### STATED EXERCISE
Extract every line that includes the string "type".

(Items from a figure collection)
━━━━━━━━━━━━━━━━
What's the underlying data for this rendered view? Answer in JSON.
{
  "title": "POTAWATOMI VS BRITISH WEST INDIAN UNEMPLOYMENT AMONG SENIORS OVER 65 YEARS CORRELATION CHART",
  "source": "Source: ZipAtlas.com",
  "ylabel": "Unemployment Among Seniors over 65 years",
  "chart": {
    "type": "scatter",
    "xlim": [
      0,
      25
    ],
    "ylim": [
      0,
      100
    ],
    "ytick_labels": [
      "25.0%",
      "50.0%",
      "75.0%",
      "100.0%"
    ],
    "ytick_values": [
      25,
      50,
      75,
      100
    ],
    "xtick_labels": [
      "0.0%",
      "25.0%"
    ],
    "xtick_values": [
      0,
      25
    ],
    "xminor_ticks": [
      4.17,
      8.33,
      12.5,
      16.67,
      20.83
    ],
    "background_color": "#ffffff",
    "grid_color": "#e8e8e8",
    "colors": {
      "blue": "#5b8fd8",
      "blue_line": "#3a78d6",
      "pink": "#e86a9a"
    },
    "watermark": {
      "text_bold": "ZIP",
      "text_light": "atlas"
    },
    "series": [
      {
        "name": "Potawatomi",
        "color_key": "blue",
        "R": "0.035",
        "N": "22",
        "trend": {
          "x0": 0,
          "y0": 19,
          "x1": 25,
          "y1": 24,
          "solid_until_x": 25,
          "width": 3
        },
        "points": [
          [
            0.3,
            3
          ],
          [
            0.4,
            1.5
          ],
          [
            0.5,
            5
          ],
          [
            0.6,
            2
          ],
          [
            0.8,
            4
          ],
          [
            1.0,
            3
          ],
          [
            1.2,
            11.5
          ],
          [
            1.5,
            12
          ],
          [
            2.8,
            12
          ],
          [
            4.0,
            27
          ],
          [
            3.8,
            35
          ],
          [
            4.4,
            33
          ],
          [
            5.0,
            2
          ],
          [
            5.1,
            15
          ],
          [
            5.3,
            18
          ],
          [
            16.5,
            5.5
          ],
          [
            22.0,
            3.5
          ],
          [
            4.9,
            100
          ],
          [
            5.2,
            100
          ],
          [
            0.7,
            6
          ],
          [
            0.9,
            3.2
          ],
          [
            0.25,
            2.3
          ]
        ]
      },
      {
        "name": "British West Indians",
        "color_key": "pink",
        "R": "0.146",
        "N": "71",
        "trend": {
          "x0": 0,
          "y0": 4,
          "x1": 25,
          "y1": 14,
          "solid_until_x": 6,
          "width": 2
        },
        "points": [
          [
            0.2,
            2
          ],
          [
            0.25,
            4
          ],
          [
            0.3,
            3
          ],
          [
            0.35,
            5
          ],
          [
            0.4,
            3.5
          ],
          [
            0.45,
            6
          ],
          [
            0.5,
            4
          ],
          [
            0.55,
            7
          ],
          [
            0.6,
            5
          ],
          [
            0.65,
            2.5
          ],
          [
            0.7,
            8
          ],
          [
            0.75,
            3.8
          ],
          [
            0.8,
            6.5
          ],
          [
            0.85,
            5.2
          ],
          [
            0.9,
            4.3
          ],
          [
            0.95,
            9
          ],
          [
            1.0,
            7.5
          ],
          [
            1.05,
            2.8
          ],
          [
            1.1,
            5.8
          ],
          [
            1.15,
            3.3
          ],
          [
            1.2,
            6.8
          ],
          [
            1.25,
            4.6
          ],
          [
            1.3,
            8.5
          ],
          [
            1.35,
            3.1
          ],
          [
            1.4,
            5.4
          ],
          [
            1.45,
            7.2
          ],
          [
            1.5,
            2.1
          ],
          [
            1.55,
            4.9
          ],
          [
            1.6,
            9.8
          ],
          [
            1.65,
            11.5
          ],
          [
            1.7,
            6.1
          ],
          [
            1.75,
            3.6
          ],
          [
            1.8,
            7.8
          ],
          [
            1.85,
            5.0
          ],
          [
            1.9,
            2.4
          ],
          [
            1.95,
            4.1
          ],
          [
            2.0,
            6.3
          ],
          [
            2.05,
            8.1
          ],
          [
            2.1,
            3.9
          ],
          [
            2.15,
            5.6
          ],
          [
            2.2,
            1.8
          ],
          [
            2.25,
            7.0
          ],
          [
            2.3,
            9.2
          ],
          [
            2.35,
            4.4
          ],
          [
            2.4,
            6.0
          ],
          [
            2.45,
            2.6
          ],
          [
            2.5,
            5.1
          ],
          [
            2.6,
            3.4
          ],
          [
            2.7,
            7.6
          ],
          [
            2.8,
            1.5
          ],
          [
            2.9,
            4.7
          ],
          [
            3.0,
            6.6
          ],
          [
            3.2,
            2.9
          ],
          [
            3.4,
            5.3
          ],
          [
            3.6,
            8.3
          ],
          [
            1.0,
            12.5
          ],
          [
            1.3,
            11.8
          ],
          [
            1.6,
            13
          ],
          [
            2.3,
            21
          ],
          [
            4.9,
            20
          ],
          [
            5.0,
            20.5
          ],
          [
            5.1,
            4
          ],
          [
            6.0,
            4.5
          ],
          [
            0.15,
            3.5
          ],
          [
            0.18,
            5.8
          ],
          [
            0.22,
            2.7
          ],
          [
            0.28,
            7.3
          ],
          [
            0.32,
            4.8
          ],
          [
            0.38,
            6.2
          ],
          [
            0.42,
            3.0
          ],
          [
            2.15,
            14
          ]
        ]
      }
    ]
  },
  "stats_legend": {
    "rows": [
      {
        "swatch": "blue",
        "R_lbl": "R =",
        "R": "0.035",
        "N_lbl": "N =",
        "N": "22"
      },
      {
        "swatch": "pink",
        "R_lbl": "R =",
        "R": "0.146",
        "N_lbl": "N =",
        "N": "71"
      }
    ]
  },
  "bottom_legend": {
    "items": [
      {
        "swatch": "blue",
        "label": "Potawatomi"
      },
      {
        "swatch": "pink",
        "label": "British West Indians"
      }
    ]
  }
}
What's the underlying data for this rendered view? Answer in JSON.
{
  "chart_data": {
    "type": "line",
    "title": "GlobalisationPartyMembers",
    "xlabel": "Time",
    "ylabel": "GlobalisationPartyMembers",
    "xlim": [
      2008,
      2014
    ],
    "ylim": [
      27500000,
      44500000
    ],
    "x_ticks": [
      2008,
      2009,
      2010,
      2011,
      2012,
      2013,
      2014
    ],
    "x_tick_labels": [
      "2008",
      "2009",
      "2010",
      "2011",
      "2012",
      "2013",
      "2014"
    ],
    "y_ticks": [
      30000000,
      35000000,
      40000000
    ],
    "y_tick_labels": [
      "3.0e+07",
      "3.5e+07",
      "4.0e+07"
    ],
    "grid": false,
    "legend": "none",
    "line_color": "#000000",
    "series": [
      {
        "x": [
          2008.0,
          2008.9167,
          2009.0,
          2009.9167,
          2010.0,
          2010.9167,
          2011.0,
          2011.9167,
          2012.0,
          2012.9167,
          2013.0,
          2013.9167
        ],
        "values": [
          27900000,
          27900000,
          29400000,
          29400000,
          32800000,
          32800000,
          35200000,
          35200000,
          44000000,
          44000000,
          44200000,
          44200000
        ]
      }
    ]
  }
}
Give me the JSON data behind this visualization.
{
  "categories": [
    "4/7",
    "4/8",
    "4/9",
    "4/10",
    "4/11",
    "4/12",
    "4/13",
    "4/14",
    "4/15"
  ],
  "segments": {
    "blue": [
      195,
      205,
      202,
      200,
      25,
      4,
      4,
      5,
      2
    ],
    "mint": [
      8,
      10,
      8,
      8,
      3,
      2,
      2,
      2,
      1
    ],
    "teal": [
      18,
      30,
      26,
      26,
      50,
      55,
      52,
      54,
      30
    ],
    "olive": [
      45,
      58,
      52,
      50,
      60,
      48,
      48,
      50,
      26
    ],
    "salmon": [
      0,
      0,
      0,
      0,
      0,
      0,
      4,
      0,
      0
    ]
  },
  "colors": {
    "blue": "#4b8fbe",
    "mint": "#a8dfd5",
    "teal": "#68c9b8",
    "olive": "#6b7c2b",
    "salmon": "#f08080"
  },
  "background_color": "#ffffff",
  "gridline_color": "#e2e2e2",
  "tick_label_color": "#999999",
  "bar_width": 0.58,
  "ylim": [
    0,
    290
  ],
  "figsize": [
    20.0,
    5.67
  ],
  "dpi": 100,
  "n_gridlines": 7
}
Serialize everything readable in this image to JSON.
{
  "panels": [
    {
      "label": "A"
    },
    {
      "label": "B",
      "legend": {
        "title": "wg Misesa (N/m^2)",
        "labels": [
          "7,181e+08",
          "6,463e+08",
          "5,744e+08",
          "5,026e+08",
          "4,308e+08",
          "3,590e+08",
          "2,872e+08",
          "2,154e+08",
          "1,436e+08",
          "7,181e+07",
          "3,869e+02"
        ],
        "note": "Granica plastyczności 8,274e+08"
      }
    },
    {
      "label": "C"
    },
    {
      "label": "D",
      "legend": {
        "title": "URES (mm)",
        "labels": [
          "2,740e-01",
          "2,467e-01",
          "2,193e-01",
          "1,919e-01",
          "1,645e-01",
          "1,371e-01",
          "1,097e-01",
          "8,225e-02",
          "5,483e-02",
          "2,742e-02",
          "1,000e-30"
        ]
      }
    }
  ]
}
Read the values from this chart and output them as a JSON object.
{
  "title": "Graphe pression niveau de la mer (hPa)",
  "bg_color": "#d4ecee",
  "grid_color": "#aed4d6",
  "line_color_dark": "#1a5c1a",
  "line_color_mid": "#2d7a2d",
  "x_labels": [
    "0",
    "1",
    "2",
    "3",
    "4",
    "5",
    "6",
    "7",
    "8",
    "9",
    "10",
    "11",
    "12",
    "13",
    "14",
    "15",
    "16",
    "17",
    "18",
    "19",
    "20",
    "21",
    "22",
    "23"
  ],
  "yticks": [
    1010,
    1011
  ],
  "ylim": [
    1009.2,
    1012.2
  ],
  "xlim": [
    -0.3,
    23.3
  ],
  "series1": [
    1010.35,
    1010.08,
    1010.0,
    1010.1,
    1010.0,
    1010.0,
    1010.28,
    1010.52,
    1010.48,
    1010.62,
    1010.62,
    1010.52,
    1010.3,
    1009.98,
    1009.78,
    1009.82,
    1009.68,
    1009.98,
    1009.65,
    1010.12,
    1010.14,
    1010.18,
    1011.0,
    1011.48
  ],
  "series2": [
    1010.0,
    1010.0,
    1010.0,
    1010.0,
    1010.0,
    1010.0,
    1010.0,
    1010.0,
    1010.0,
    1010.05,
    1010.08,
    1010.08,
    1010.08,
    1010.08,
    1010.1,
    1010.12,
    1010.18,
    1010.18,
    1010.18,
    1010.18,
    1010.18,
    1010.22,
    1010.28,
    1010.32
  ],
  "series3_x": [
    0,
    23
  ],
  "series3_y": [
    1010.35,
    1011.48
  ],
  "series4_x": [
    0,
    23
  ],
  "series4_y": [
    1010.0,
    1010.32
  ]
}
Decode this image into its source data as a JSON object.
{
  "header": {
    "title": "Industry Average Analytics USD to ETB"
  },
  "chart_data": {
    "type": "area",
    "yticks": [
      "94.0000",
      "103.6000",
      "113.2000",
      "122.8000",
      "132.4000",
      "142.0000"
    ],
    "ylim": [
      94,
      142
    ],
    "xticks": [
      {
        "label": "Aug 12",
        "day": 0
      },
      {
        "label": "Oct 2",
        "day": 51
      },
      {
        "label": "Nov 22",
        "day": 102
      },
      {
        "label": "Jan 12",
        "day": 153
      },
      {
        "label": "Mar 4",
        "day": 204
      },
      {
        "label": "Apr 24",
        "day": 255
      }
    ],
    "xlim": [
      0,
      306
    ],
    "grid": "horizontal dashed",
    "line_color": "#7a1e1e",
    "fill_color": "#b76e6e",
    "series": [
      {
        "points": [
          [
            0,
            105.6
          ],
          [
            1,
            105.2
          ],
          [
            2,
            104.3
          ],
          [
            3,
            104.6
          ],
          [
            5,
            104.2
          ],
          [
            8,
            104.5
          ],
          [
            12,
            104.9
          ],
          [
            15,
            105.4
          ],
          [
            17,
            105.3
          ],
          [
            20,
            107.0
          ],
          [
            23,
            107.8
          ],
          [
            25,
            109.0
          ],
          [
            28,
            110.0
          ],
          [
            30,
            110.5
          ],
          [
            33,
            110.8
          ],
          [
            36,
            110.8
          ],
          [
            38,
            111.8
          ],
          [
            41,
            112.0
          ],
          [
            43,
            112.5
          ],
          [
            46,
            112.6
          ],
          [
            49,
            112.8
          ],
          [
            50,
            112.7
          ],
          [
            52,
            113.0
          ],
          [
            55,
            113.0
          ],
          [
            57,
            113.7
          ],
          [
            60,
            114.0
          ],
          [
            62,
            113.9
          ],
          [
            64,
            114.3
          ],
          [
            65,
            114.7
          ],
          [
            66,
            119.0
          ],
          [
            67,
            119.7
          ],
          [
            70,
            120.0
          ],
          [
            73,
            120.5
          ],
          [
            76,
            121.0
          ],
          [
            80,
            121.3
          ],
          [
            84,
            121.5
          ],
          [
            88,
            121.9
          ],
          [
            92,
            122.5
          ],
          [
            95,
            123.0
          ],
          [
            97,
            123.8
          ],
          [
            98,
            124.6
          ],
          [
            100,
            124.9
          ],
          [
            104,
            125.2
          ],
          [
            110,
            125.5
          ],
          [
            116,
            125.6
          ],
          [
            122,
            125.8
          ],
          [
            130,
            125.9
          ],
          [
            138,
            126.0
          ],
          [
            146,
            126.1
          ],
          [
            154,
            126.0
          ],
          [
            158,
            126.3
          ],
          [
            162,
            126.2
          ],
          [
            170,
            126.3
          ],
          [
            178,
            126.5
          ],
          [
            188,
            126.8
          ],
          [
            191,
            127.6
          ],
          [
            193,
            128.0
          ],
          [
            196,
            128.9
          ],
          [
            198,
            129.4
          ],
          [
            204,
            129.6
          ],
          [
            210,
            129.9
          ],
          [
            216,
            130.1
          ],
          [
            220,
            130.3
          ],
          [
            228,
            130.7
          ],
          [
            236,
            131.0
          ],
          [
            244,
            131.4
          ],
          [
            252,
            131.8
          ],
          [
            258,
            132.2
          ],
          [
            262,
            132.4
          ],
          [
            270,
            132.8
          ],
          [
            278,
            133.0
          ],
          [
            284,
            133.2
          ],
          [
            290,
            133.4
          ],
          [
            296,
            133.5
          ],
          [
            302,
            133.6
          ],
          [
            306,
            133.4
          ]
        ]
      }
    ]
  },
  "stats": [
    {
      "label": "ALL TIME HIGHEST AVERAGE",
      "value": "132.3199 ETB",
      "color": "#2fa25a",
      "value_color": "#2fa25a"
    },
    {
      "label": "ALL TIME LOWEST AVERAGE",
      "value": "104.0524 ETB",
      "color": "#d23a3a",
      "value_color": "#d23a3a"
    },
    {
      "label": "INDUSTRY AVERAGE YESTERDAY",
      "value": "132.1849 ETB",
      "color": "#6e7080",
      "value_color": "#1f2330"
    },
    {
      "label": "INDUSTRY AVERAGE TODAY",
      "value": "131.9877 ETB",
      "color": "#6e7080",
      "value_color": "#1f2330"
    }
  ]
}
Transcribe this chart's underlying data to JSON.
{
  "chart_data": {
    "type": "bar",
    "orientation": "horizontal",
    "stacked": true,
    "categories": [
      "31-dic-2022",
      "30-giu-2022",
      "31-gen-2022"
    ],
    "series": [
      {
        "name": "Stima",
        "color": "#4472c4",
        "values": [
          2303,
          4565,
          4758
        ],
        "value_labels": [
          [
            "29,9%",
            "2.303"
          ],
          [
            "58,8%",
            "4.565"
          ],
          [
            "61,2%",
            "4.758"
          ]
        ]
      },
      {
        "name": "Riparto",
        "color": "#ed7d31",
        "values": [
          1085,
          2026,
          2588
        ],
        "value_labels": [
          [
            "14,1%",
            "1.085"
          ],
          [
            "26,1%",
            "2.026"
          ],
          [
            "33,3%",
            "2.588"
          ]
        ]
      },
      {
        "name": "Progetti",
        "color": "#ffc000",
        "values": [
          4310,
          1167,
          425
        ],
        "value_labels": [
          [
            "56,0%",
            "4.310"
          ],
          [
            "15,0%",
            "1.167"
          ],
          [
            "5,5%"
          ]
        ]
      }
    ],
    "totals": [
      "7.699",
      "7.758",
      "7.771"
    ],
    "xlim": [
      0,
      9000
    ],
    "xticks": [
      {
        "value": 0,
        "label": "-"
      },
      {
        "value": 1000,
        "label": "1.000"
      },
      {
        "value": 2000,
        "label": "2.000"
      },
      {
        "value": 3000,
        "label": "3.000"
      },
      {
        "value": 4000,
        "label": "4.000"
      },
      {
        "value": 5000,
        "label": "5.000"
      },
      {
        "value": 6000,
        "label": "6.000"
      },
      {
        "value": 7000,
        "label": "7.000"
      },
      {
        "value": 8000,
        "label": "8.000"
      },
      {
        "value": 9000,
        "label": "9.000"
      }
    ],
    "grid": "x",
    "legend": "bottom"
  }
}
━━━━━━━━━━━━━━━━
### RESULT
    "type": "scatter",
    "type": "line",
    "type": "area",
    "type": "bar",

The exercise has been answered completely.